◆ ENTRIES PROVIDED ◆
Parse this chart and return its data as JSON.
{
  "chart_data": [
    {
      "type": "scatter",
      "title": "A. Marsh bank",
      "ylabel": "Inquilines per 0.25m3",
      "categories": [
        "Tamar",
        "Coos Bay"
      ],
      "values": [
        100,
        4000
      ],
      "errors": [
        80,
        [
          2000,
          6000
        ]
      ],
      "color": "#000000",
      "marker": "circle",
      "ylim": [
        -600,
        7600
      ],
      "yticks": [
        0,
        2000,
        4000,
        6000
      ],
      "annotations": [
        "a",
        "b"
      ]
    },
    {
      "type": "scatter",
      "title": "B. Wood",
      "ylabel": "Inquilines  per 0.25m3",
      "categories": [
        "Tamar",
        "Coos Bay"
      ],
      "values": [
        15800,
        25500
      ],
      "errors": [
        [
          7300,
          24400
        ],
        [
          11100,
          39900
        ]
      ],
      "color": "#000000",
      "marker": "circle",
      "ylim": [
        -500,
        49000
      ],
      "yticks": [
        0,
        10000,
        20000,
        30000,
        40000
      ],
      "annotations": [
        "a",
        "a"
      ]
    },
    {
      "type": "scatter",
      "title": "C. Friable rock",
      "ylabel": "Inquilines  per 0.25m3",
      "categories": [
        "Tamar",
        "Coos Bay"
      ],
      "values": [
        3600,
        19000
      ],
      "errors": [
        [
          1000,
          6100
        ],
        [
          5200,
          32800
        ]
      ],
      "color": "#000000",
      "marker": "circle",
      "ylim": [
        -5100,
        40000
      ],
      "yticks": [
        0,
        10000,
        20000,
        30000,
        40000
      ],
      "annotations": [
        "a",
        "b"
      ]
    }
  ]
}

◆ WHAT TO WORK ON ◆
Which lines include the word "title"? List them all.

◆ RESULT OF THE TASK ◆
      "title": "A. Marsh bank",
      "title": "B. Wood",
      "title": "C. Friable rock",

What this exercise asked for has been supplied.